> [Stated task]:
Could you repeat exactly the lines below, from the line containing "Convert this screenshot" through the last one, both included, while leaving out any pictures?
··········
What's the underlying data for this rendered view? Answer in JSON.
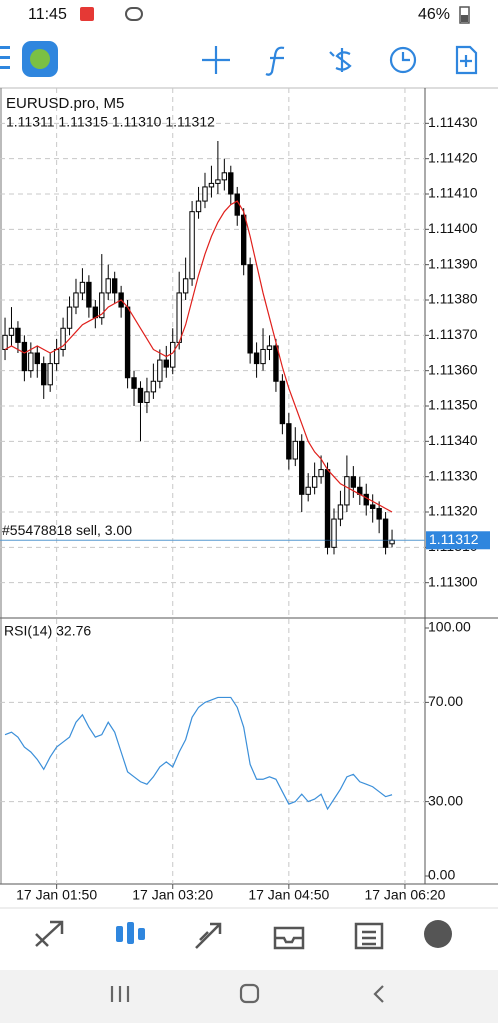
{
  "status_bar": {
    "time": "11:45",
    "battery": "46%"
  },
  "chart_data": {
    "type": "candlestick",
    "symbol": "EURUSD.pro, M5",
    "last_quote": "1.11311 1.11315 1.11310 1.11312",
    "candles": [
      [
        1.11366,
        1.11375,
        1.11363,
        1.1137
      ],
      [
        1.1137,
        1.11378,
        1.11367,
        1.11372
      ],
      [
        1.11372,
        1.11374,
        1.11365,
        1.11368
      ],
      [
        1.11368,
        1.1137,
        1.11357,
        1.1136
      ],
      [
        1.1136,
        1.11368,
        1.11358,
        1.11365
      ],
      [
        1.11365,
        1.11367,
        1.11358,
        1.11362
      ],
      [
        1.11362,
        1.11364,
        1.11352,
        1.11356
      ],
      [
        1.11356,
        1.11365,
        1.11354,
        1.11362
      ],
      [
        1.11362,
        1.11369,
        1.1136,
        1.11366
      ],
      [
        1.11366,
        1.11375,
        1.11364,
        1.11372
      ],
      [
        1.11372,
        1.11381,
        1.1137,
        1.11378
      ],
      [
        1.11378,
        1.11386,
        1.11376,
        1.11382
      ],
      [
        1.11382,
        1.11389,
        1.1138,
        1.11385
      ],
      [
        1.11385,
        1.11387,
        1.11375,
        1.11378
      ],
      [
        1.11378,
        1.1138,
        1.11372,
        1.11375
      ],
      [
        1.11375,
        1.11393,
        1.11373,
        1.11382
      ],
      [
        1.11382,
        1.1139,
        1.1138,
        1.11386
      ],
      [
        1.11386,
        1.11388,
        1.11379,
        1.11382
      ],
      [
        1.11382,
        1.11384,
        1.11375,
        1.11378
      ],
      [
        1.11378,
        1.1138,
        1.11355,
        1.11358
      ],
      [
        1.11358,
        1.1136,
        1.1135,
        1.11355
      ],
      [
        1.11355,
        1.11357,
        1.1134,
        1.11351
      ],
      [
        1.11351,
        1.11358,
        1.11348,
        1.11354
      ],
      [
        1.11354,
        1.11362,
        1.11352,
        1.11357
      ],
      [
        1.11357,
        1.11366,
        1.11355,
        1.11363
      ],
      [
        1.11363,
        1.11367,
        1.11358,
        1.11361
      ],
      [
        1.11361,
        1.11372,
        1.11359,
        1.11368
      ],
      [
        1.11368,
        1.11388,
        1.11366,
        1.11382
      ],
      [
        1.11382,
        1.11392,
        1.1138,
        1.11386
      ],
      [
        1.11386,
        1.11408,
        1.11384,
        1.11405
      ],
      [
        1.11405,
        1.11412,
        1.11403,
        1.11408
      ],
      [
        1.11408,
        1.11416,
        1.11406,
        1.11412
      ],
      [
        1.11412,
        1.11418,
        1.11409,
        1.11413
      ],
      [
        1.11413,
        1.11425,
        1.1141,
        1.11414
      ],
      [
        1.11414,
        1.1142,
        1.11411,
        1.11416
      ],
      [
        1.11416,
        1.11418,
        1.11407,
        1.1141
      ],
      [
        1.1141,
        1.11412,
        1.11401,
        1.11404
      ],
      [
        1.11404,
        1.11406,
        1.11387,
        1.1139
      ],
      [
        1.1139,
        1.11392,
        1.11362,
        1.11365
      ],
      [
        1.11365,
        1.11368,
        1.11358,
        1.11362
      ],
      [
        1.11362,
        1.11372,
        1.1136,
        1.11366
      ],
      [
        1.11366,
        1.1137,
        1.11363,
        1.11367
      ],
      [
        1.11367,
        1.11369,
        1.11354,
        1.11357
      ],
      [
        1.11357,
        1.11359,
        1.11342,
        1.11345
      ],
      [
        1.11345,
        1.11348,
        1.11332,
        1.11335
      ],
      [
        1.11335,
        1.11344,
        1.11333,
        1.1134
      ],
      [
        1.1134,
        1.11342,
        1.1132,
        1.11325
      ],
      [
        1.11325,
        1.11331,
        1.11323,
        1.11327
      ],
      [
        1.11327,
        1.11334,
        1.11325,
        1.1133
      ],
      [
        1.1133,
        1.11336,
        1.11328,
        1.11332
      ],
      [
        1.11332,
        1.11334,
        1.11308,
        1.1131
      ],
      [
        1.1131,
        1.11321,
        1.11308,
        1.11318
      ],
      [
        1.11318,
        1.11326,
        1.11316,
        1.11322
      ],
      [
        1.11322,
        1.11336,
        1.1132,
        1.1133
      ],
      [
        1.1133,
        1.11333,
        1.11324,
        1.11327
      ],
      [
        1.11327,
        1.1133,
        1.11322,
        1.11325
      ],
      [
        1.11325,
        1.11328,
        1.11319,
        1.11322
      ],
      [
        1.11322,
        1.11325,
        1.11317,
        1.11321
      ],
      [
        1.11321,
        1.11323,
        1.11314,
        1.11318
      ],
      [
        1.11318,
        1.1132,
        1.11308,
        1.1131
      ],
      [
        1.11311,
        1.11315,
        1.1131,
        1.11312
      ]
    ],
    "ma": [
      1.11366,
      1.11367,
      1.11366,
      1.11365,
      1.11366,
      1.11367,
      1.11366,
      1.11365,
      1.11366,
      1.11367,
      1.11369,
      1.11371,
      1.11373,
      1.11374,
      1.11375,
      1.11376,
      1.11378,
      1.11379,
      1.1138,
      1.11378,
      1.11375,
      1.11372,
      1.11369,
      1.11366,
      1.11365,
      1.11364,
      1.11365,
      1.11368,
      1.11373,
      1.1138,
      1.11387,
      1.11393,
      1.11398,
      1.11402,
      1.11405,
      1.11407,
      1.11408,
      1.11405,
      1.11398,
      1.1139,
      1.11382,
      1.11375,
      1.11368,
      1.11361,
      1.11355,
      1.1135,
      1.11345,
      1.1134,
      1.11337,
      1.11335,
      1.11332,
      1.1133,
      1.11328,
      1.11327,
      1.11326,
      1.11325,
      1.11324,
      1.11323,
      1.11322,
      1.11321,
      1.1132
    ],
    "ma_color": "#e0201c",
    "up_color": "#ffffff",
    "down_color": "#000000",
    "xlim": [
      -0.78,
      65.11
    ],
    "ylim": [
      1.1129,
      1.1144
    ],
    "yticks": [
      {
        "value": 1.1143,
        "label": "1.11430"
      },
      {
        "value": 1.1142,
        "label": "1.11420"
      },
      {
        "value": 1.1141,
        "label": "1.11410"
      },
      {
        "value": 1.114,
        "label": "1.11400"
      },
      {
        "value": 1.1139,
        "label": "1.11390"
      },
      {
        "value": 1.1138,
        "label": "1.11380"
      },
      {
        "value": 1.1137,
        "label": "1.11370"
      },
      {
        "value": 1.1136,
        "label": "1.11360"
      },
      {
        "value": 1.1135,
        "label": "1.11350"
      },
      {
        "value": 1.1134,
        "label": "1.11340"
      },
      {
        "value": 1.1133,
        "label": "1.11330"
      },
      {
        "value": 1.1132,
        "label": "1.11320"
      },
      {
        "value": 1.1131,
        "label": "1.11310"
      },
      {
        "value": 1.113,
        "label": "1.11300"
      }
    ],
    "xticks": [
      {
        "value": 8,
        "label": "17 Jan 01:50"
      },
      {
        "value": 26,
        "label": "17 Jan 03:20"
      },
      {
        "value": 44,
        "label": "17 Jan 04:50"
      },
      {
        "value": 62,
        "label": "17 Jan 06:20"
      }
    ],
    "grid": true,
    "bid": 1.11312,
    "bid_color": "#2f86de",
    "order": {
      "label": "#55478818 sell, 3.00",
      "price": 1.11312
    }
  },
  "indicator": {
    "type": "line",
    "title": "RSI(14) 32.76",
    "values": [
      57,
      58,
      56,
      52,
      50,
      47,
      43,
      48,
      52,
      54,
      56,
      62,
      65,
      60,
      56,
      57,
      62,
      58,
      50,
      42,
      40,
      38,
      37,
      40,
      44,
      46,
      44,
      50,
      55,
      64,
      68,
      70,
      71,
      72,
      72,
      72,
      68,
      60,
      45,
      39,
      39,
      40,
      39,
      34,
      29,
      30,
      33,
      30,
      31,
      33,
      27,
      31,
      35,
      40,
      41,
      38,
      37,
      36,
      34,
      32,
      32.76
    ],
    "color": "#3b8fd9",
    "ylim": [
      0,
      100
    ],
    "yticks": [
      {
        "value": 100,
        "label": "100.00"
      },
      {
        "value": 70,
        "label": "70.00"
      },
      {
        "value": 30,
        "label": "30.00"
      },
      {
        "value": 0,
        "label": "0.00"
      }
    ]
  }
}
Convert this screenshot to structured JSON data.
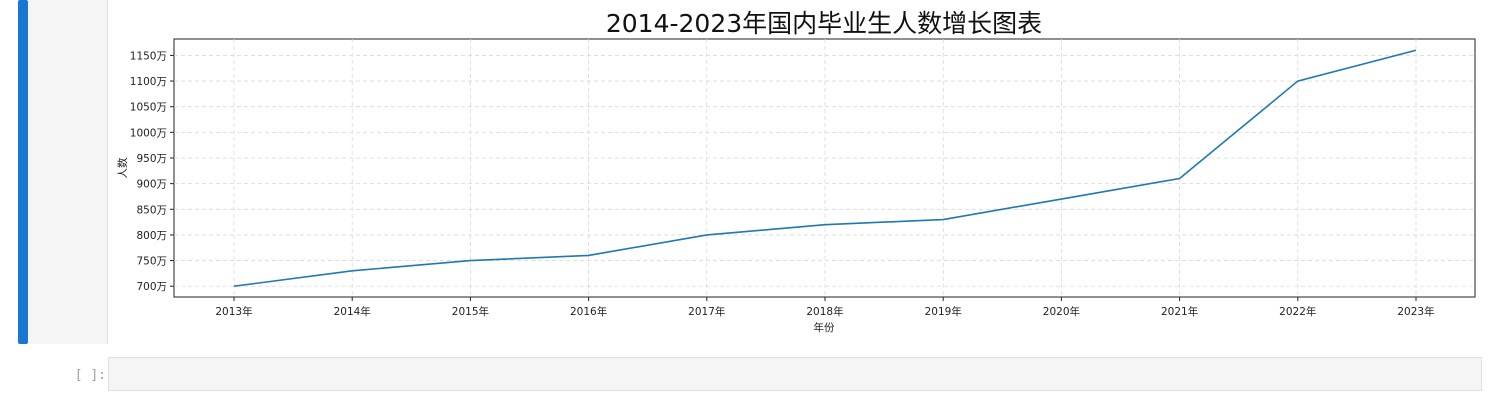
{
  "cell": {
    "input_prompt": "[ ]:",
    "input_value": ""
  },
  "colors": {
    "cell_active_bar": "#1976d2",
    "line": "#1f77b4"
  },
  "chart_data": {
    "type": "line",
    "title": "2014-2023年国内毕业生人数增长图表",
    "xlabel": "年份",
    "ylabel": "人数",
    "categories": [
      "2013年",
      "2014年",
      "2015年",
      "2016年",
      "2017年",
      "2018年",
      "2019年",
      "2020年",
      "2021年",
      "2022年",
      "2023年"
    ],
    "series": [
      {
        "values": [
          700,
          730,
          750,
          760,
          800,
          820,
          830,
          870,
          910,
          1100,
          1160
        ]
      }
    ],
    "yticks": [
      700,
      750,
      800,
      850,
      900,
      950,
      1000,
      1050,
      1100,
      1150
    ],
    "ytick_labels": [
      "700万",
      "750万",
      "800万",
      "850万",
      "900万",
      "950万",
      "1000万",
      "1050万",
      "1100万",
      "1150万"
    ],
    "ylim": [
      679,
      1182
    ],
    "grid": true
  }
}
··········
> [The result]:
Convert this screenshot to structured JSON data.
{
  "cell": {
    "input_prompt": "[ ]:",
    "input_value": ""
  },
  "colors": {
    "cell_active_bar": "#1976d2",
    "line": "#1f77b4"
  },
  "chart_data": {
    "type": "line",
    "title": "2014-2023年国内毕业生人数增长图表",
    "xlabel": "年份",
    "ylabel": "人数",
    "categories": [
      "2013年",
      "2014年",
      "2015年",
      "2016年",
      "2017年",
      "2018年",
      "2019年",
      "2020年",
      "2021年",
      "2022年",
      "2023年"
    ],
    "series": [
      {
        "values": [
          700,
          730,
          750,
          760,
          800,
          820,
          830,
          870,
          910,
          1100,
          1160
        ]
      }
    ],
    "yticks": [
      700,
      750,
      800,
      850,
      900,
      950,
      1000,
      1050,
      1100,
      1150
    ],
    "ytick_labels": [
      "700万",
      "750万",
      "800万",
      "850万",
      "900万",
      "950万",
      "1000万",
      "1050万",
      "1100万",
      "1150万"
    ],
    "ylim": [
      679,
      1182
    ],
    "grid": true
  }
}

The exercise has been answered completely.